▸ Brano estratto
Il report, quel report qualcosa è riuscito a smuovere, visto che probabilmente d’ora in poi ci sarà qualche indagine più attenta sulla vendita di armi al Tatmadaw, come tutti chiamano l’esercito birmano. Ma la repressione, la violenta repressione dei militari a Yangon e nel resto del paese – come in tutti i regimi totalitari del mondo – non passa solo dalle violenze della polizia e dei militari. Passa attraverso un sistema di controllo totale, che è ridicolo anche solo definire invasivo. E che è perfettamente legale. Nel senso che i militari si sono scritte leggi che consentono loro qualsiasi cosa. E’ vero che norme restrittive erano state varate anche prima del golpe, ma dopo il colpo di Stato i legislatori non hanno avuto più freni. Hanno emendato la legge sulla tv, estendendola alle reti, introducendo la censura preventiva verso notizie “inaccettabili”. Hanno modificato le norme antiterrorismo, inserendo sei commi nell’articolo 14, garantendo così alle autorità di polizia e militari “l’intercettazione, il blocco e la restrizione” delle comunicazioni mobili e digitali. E soprattutto imponendo a chi fornisce i servizi on line l’obbligo di “comunicare e verificare la posizione” di tutte le persone segnalate come sospette.

Basta un ordine insomma e tutti i siti, i social o anche una radio devono fornire nome e cognome di chi ha scritto o registrato un giudizio “inaccettabile” sul governo. E possibilmente comunicare anche il luogo dove si trova. Già come si fa a sapere l’identità di qualcuno che voleva restare anonimo? Anche qui, ci ha pensato una nuova legge che impone la registrazione obbligatoria – con carta d’identità – di chiunque acquisti una Sim. In più, l’ultima in ordine di tempo, la giunta ha anche deciso che in Myanmar saranno fuori legge le connessioni VPN, quelle che consentirebbero di accedere anche a fonti di informazioni estere, senza essere rintracciati.

▸ Consegne
A) Riporta dal brano sulla repressione in Myanmar la parte che va da "Basta un ordine" fino a "senza essere rintracciati.", compresi.
B) Scrivi il seguito del brano sulla repressione in Myanmar, partendo da dove si interrompe.
Le voci riportate qui sotto non servono.

▸ Materiale di studio
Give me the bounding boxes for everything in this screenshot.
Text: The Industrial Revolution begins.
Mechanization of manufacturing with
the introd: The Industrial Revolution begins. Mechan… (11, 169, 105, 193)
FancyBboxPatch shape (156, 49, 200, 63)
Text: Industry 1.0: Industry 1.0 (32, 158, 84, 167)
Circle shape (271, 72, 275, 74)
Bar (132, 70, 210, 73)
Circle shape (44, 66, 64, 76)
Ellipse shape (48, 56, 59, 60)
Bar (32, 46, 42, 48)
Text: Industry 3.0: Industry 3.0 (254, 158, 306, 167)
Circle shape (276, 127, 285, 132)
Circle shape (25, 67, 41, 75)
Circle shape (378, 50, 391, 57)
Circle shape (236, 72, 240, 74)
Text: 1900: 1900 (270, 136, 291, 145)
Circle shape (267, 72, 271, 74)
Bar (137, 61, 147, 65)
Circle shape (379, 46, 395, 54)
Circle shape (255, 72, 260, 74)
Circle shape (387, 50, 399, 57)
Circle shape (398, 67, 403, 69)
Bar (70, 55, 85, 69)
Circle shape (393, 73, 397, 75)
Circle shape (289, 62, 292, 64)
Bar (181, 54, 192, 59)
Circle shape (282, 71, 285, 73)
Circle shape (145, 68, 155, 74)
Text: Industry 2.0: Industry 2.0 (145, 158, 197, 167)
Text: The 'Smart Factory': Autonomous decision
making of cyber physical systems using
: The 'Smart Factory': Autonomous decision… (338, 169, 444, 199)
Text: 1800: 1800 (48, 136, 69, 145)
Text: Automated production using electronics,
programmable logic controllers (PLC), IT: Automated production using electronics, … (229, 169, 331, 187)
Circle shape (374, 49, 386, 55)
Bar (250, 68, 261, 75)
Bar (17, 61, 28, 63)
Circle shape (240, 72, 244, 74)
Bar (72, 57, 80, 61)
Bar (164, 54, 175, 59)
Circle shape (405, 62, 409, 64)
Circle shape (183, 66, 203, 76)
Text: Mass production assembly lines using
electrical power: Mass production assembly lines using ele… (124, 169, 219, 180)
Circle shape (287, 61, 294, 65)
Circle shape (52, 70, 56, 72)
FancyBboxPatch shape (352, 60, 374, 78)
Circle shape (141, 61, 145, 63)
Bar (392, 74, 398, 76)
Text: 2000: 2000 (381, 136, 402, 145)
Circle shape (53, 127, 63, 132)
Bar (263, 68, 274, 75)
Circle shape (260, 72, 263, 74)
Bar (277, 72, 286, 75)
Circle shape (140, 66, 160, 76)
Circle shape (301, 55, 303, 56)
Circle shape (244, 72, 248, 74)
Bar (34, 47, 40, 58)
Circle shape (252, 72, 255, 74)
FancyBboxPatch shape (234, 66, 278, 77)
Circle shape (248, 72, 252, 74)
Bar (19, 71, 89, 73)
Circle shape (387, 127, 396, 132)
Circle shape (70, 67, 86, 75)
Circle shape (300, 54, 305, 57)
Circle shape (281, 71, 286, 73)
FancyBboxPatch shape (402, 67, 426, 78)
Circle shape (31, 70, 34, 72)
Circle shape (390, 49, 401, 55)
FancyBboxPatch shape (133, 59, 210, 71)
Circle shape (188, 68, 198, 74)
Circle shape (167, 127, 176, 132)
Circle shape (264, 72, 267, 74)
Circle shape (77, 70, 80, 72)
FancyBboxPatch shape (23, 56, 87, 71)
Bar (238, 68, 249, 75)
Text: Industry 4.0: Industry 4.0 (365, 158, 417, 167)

▸ Risposte alle consegne
A)
Basta un ordine insomma e tutti i siti, i social o anche una radio devono fornire nome e cognome di chi ha scritto o registrato un giudizio “inaccettabile” sul governo. E possibilmente comunicare anche il luogo dove si trova. Già come si fa a sapere l’identità di qualcuno che voleva restare anonimo? Anche qui, ci ha pensato una nuova legge che impone la registrazione obbligatoria – con carta d’identità – di chiunque acquisti una Sim. In più, l’ultima in ordine di tempo, la giunta ha anche deciso che in Myanmar saranno fuori legge le connessioni VPN, quelle che consentirebbero di accedere anche a fonti di informazioni estere, senza essere rintracciati.

B)
Questo, e tanto altro, fa parte del dispositivo di sorveglianza. Denunciato, da tempo. Ma resta una domanda che avrebbe bisogno di una risposta più accurata. Per capire: tutti sanno che conseguente drammatiche comportano il finire nella “lista 505A”, l’elenco delle persone che hanno manifestato dissenso on line. Ma come fa la giunta birmana a scrivere quella lista tanto accurata? Di che software dispone? Ed ancora: quegli strumenti digitali necessitano di aggiornamenti frequenti, mensili o quasi. Hanno bisogno di competenze che i tecnici dell’esercito non dispongono, hanno bisogno continuo di assistenza, visto che parallelamente all’industria del controllo, sono al lavoro anche i “tecnici” per i diritti, che provano a smontare, a smascherare quei software. Chi fornisce quest’assistenza?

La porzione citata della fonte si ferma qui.